• Do this: Would you return all of this data exactly, leaving nothing out?

• Dataset records:

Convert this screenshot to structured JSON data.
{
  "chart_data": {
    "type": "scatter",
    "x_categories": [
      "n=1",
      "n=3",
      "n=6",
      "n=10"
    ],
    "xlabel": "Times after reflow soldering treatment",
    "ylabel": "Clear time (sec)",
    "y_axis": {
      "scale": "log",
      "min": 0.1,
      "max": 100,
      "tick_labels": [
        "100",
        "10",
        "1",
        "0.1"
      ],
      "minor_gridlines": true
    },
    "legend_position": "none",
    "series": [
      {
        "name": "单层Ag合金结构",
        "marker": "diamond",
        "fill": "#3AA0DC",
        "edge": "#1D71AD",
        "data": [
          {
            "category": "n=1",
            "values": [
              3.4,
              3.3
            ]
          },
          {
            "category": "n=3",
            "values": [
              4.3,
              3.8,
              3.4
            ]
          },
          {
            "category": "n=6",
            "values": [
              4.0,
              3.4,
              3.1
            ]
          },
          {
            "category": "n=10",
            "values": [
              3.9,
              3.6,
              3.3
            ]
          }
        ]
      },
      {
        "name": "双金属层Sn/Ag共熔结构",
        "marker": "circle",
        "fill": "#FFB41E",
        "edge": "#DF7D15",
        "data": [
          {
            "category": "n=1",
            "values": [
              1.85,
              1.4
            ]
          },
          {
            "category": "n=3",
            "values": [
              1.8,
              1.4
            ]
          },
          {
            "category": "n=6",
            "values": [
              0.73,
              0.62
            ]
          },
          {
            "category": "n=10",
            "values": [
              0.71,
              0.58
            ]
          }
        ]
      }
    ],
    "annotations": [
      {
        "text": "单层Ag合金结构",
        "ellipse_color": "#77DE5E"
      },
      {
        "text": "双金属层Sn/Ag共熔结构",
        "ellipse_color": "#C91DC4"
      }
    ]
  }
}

• Output of the task:
Convert this screenshot to structured JSON data.
{
  "chart_data": {
    "type": "scatter",
    "x_categories": [
      "n=1",
      "n=3",
      "n=6",
      "n=10"
    ],
    "xlabel": "Times after reflow soldering treatment",
    "ylabel": "Clear time (sec)",
    "y_axis": {
      "scale": "log",
      "min": 0.1,
      "max": 100,
      "tick_labels": [
        "100",
        "10",
        "1",
        "0.1"
      ],
      "minor_gridlines": true
    },
    "legend_position": "none",
    "series": [
      {
        "name": "单层Ag合金结构",
        "marker": "diamond",
        "fill": "#3AA0DC",
        "edge": "#1D71AD",
        "data": [
          {
            "category": "n=1",
            "values": [
              3.4,
              3.3
            ]
          },
          {
            "category": "n=3",
            "values": [
              4.3,
              3.8,
              3.4
            ]
          },
          {
            "category": "n=6",
            "values": [
              4.0,
              3.4,
              3.1
            ]
          },
          {
            "category": "n=10",
            "values": [
              3.9,
              3.6,
              3.3
            ]
          }
        ]
      },
      {
        "name": "双金属层Sn/Ag共熔结构",
        "marker": "circle",
        "fill": "#FFB41E",
        "edge": "#DF7D15",
        "data": [
          {
            "category": "n=1",
            "values": [
              1.85,
              1.4
            ]
          },
          {
            "category": "n=3",
            "values": [
              1.8,
              1.4
            ]
          },
          {
            "category": "n=6",
            "values": [
              0.73,
              0.62
            ]
          },
          {
            "category": "n=10",
            "values": [
              0.71,
              0.58
            ]
          }
        ]
      }
    ],
    "annotations": [
      {
        "text": "单层Ag合金结构",
        "ellipse_color": "#77DE5E"
      },
      {
        "text": "双金属层Sn/Ag共熔结构",
        "ellipse_color": "#C91DC4"
      }
    ]
  }
}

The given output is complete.